* **Directions for this task**: Copy each line where the word "Образотворче" occurs.

---- The records

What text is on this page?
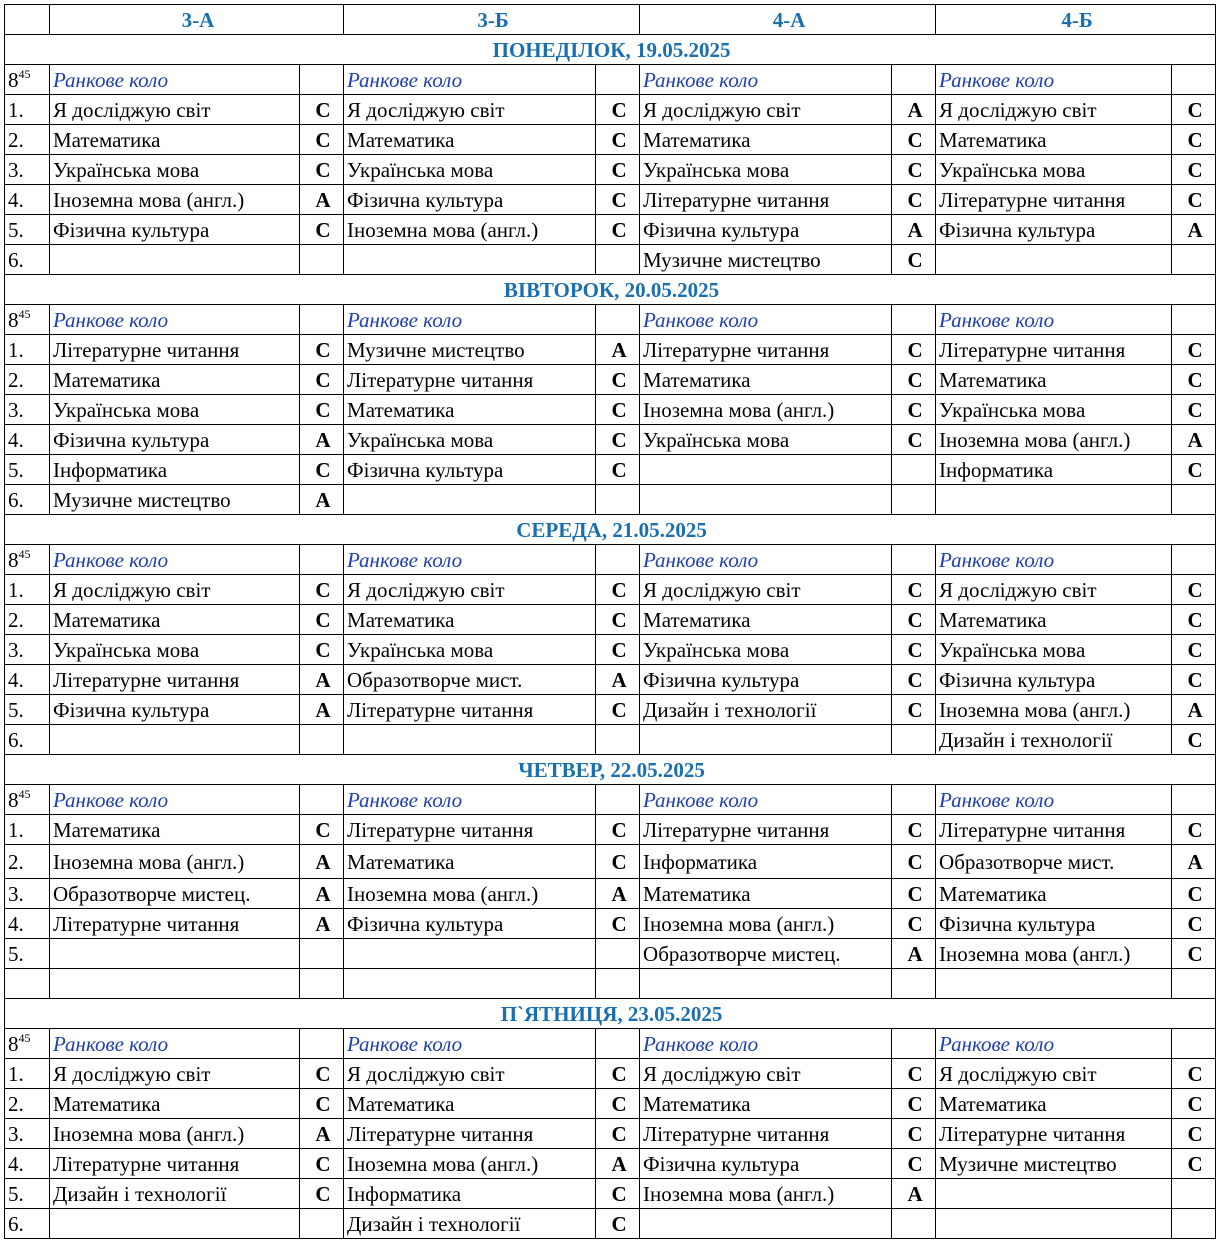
	3-А		3-Б		4-А		4-Б	
ПОНЕДІЛОК, 19.05.2025								
$8^{45}$	Ранкове коло		Ранкове коло		Ранкове коло		Ранкове коло	
1.	Я досліджую світ	С	Я досліджую світ	С	Я досліджую світ	А	Я досліджую світ	С
2.	Математика	С	Математика	С	Математика	С	Математика	С
3.	Українська мова	С	Українська мова	С	Українська мова	С	Українська мова	С
4.	Іноземна мова (англ.)	А	Фізична культура	С	Літературне читання	С	Літературне читання	С
5.	Фізична культура	С	Іноземна мова (англ.)	С	Фізична культура	А	Фізична культура	А
6.					Музичне мистецтво	С		
ВІВТОРОК, 20.05.2025								
$8^{45}$	Ранкове коло		Ранкове коло		Ранкове коло		Ранкове коло	
1.	Літературне читання	С	Музичне мистецтво	А	Літературне читання	С	Літературне читання	С
2.	Математика	С	Літературне читання	С	Математика	С	Математика	С
3.	Українська мова	С	Математика	С	Іноземна мова (англ.)	С	Українська мова	С
4.	Фізична культура	А	Українська мова	С	Українська мова	С	Іноземна мова (англ.)	А
5.	Інформатика	С	Фізична культура	С			Інформатика	С
6.	Музичне мистецтво	А						
СЕРЕДА, 21.05.2025								
$8^{45}$	Ранкове коло		Ранкове коло		Ранкове коло		Ранкове коло	
1.	Я досліджую світ	С	Я досліджую світ	С	Я досліджую світ	С	Я досліджую світ	С
2.	Математика	С	Математика	С	Математика	С	Математика	С
3.	Українська мова	С	Українська мова	С	Українська мова	С	Українська мова	С
4.	Літературне читання	А	Образотворче мист.	А	Фізична культура	С	Фізична культура	С
5.	Фізична культура	А	Літературне читання	С	Дизайн і технології	С	Іноземна мова (англ.)	А
6.							Дизайн і технології	С
ЧЕТВЕР, 22.05.2025								
$8^{45}$	Ранкове коло		Ранкове коло		Ранкове коло		Ранкове коло	
1.	Математика	С	Літературне читання	С	Літературне читання	С	Літературне читання	С
2.	Іноземна мова (англ.)	А	Математика	С	Інформатика	С	Образотворче мист.	А
3.	Образотворче мистец.	А	Іноземна мова (англ.)	А	Математика	С	Математика	С
4.	Літературне читання	А	Фізична культура	С	Іноземна мова (англ.)	С	Фізична культура	С
5.					Образотворче мистец.	А	Іноземна мова (англ.)	С

П`ЯТНИЦЯ, 23.05.2025								
$8^{45}$	Ранкове коло		Ранкове коло		Ранкове коло		Ранкове коло	
1.	Я досліджую світ	С	Я досліджую світ	С	Я досліджую світ	С	Я досліджую світ	С
2.	Математика	С	Математика	С	Математика	С	Математика	С
3.	Іноземна мова (англ.)	А	Літературне читання	С	Літературне читання	С	Літературне читання	С
4.	Літературне читання	С	Іноземна мова (англ.)	А	Фізична культура	С	Музичне мистецтво	С
5.	Дизайн і технології	С	Інформатика	С	Іноземна мова (англ.)	А		
6.			Дизайн і технології	С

--------

* **Reply to the task**:
4.	Літературне читання	А	Образотворче мист.	А	Фізична культура	С	Фізична культура	С
2.	Іноземна мова (англ.)	А	Математика	С	Інформатика	С	Образотворче мист.	А
3.	Образотворче мистец.	А	Іноземна мова (англ.)	А	Математика	С	Математика	С
5.					Образотворче мистец.	А	Іноземна мова (англ.)	С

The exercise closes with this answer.